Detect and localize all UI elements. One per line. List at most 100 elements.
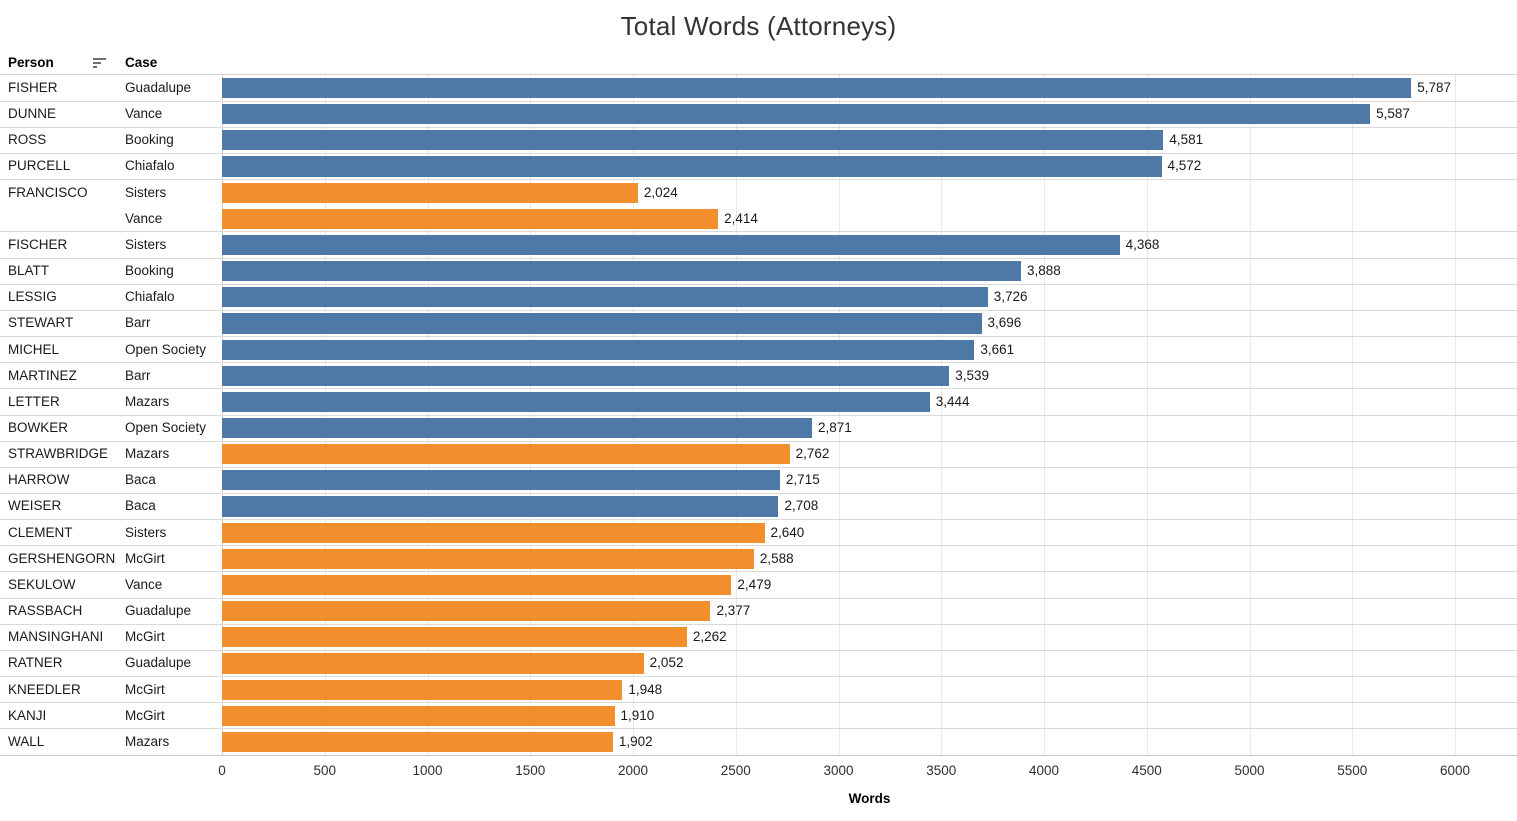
bar[interactable] xyxy=(222,261,1021,282)
case-label[interactable]: Chiafalo xyxy=(125,158,175,174)
person-label[interactable]: RASSBACH xyxy=(8,603,83,619)
case-label[interactable]: Barr xyxy=(125,367,151,383)
case-label[interactable]: Baca xyxy=(125,472,156,488)
bar-value-label: 5,787 xyxy=(1417,80,1452,95)
bar[interactable] xyxy=(222,653,644,674)
case-label[interactable]: Chiafalo xyxy=(125,289,175,305)
person-column-header[interactable]: Person xyxy=(8,55,54,70)
row-divider xyxy=(0,414,1517,416)
bar[interactable] xyxy=(222,391,930,412)
case-label[interactable]: Mazars xyxy=(125,393,170,409)
person-label[interactable]: MICHEL xyxy=(8,341,60,357)
bar[interactable] xyxy=(222,339,975,360)
row-divider xyxy=(0,597,1517,599)
case-label[interactable]: Baca xyxy=(125,498,156,514)
case-label[interactable]: Sisters xyxy=(125,236,167,252)
bar[interactable] xyxy=(222,627,687,648)
case-label[interactable]: Open Society xyxy=(125,341,207,357)
case-column-header[interactable]: Case xyxy=(125,55,158,70)
row-divider xyxy=(0,100,1517,102)
bar[interactable] xyxy=(222,574,732,596)
case-label[interactable]: Vance xyxy=(125,210,163,226)
table-row: RATNER Guadalupe 2,052 xyxy=(0,650,1517,676)
person-label[interactable]: WALL xyxy=(8,733,45,749)
bar[interactable] xyxy=(222,104,1371,125)
bar[interactable] xyxy=(222,418,812,439)
person-label[interactable]: KANJI xyxy=(8,707,47,723)
bar[interactable] xyxy=(222,182,638,203)
bar[interactable] xyxy=(222,470,780,491)
row-divider xyxy=(0,388,1517,390)
person-label[interactable]: DUNNE xyxy=(8,106,57,122)
bar-track: 2,414 xyxy=(222,206,1517,232)
person-label[interactable]: CLEMENT xyxy=(8,524,73,540)
bar[interactable] xyxy=(222,679,623,700)
row-divider xyxy=(0,623,1517,625)
person-label[interactable]: GERSHENGORN xyxy=(8,550,116,566)
bar-track: 2,377 xyxy=(222,598,1517,624)
table-row: STRAWBRIDGE Mazars 2,762 xyxy=(0,441,1517,467)
case-label[interactable]: McGirt xyxy=(125,629,165,645)
person-label[interactable]: FISHER xyxy=(8,80,58,95)
case-label[interactable]: Vance xyxy=(125,106,163,122)
person-label[interactable]: FISCHER xyxy=(8,236,68,252)
person-label[interactable]: SEKULOW xyxy=(8,576,76,592)
bar[interactable] xyxy=(222,548,754,569)
bar-track: 1,948 xyxy=(222,677,1517,703)
case-label[interactable]: Open Society xyxy=(125,420,207,435)
bar[interactable] xyxy=(222,365,950,386)
bar[interactable] xyxy=(222,130,1164,151)
bar[interactable] xyxy=(222,444,790,465)
x-tick-label: 3500 xyxy=(926,763,957,778)
person-label[interactable]: STRAWBRIDGE xyxy=(8,446,109,462)
case-label[interactable]: Guadalupe xyxy=(125,603,192,619)
person-label[interactable]: BOWKER xyxy=(8,420,69,435)
sort-descending-icon[interactable] xyxy=(93,58,106,69)
table-row: BOWKER Open Society 2,871 xyxy=(0,415,1517,441)
person-label[interactable]: BLATT xyxy=(8,263,50,279)
person-label[interactable]: LESSIG xyxy=(8,289,57,305)
bar[interactable] xyxy=(222,234,1120,256)
person-label[interactable]: MANSINGHANI xyxy=(8,629,104,645)
person-label[interactable]: MARTINEZ xyxy=(8,367,77,383)
bar[interactable] xyxy=(222,731,613,752)
case-label[interactable]: McGirt xyxy=(125,550,165,566)
person-label[interactable]: STEWART xyxy=(8,315,74,331)
case-label[interactable]: Sisters xyxy=(125,524,167,540)
case-label[interactable]: Booking xyxy=(125,263,174,279)
bar[interactable] xyxy=(222,705,615,726)
person-label[interactable]: ROSS xyxy=(8,132,47,148)
case-label[interactable]: Guadalupe xyxy=(125,655,192,671)
table-row: WALL Mazars 1,902 xyxy=(0,729,1517,755)
person-label[interactable]: HARROW xyxy=(8,472,70,488)
person-label[interactable]: LETTER xyxy=(8,393,60,409)
bar-track: 5,787 xyxy=(222,75,1517,101)
person-label[interactable]: KNEEDLER xyxy=(8,681,81,697)
case-label[interactable]: Guadalupe xyxy=(125,80,192,95)
case-label[interactable]: Sisters xyxy=(125,184,167,200)
bar[interactable] xyxy=(222,156,1162,177)
case-label[interactable]: Mazars xyxy=(125,733,170,749)
person-label[interactable]: WEISER xyxy=(8,498,62,514)
case-label[interactable]: Barr xyxy=(125,315,151,331)
bar[interactable] xyxy=(222,208,719,229)
case-label[interactable]: McGirt xyxy=(125,681,165,697)
bar[interactable] xyxy=(222,601,711,622)
bar[interactable] xyxy=(222,78,1412,99)
table-row: RASSBACH Guadalupe 2,377 xyxy=(0,598,1517,624)
person-label[interactable]: PURCELL xyxy=(8,158,71,174)
case-label[interactable]: Booking xyxy=(125,132,174,148)
person-label[interactable]: RATNER xyxy=(8,655,63,671)
bar[interactable] xyxy=(222,522,765,543)
case-label[interactable]: Vance xyxy=(125,576,163,592)
case-label[interactable]: McGirt xyxy=(125,707,165,723)
bar[interactable] xyxy=(222,287,988,308)
person-label[interactable]: FRANCISCO xyxy=(8,184,88,200)
bar-track: 2,262 xyxy=(222,624,1517,650)
case-label[interactable]: Mazars xyxy=(125,446,170,462)
bar[interactable] xyxy=(222,496,779,517)
bar-value-label: 2,479 xyxy=(737,576,772,592)
row-divider xyxy=(0,126,1517,128)
bar-value-label: 1,910 xyxy=(620,707,655,723)
bar[interactable] xyxy=(222,313,982,334)
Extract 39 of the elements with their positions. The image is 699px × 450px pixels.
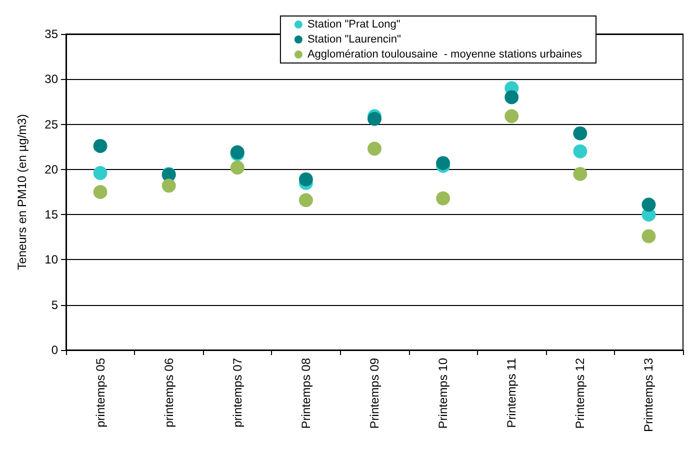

= = = = = = =

▶ What you will do: Extract the lines starting with the line containing "bar[interactable] xyxy=(222,261,1021,282)" and going on through the line containing "case-label[interactable]: Chiafalo xyxy=(125,289,175,305)", repeating each one exactly.

▶ Result of this exercise:
bar[interactable] xyxy=(222,261,1021,282)
case-label[interactable]: Chiafalo xyxy=(125,158,175,174)
person-label[interactable]: RASSBACH xyxy=(8,603,83,619)
case-label[interactable]: Barr xyxy=(125,367,151,383)
case-label[interactable]: Baca xyxy=(125,472,156,488)
bar-value-label: 5,787 xyxy=(1417,80,1452,95)
bar[interactable] xyxy=(222,653,644,674)
case-label[interactable]: Chiafalo xyxy=(125,289,175,305)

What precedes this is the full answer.